- [What the task requires] How many lines of these entries include the string "населения"? State the number alone.

════════════════════

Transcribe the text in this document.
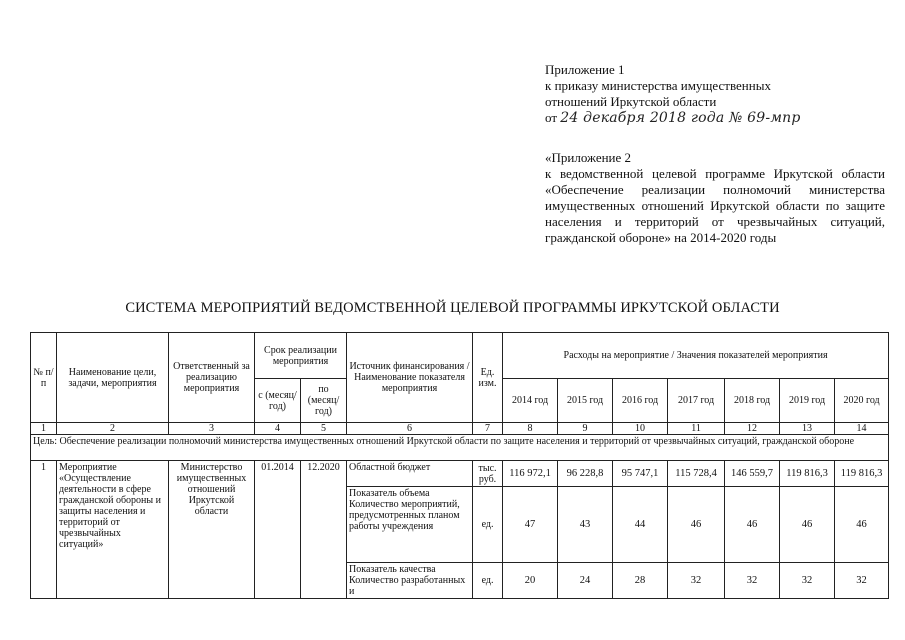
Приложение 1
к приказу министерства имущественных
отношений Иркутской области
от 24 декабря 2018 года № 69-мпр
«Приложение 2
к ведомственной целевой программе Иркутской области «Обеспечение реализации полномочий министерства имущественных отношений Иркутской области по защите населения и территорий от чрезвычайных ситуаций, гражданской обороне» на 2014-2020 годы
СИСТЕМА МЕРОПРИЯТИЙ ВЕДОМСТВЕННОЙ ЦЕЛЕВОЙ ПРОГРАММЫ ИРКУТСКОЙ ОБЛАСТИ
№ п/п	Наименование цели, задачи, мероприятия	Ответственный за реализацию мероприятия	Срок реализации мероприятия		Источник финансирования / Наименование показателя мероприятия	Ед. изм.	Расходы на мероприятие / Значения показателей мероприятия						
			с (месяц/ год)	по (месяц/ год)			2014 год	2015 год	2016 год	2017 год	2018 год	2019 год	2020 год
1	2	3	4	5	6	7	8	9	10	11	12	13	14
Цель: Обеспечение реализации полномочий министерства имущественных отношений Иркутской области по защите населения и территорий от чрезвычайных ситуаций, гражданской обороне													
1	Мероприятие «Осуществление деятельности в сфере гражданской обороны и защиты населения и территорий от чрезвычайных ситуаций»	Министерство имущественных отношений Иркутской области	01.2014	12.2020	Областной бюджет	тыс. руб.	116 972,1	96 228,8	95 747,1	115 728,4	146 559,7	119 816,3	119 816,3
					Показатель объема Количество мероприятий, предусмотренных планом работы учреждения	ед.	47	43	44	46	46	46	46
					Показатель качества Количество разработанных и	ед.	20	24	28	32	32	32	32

════════════════════

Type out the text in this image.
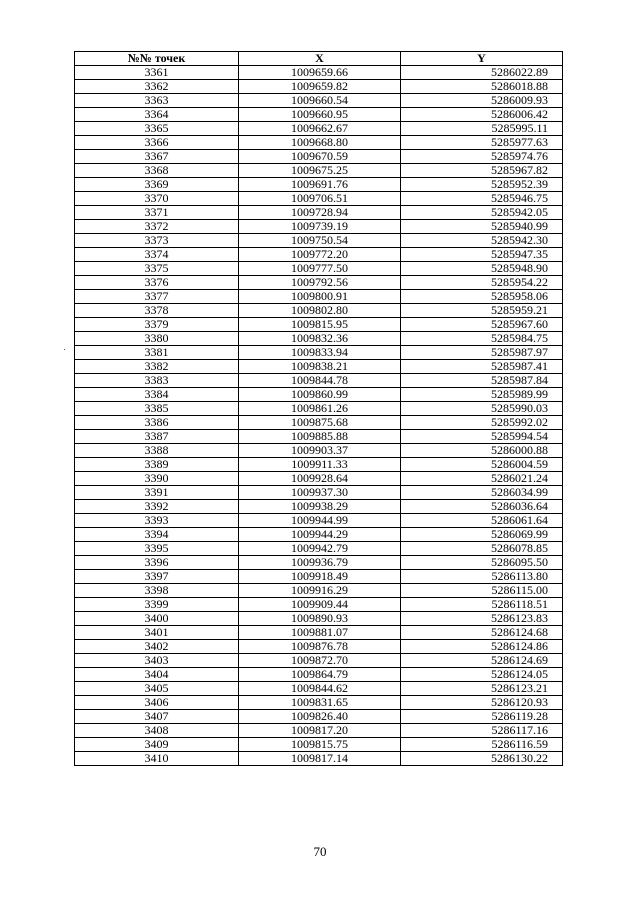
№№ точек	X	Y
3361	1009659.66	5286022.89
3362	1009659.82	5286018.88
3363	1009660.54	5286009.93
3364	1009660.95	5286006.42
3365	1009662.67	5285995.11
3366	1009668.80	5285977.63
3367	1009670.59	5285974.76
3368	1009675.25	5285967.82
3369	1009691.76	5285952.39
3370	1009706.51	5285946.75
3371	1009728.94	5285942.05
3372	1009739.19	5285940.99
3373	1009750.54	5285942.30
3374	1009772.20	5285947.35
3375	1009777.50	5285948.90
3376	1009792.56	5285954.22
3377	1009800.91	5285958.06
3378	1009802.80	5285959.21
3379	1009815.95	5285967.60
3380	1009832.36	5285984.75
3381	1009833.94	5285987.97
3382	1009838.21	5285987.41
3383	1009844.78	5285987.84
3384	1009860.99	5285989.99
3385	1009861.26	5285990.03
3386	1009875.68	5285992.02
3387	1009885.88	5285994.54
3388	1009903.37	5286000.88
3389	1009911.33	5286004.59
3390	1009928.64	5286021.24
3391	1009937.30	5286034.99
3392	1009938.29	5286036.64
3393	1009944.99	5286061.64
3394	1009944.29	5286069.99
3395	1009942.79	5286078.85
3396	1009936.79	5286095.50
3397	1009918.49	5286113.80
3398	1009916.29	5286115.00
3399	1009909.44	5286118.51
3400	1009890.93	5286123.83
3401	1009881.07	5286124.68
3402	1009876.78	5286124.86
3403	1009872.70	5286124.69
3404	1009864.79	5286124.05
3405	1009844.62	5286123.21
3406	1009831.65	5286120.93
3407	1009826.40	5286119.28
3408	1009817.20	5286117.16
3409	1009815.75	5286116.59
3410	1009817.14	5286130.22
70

════════════════════

- [Answer to this problem] 3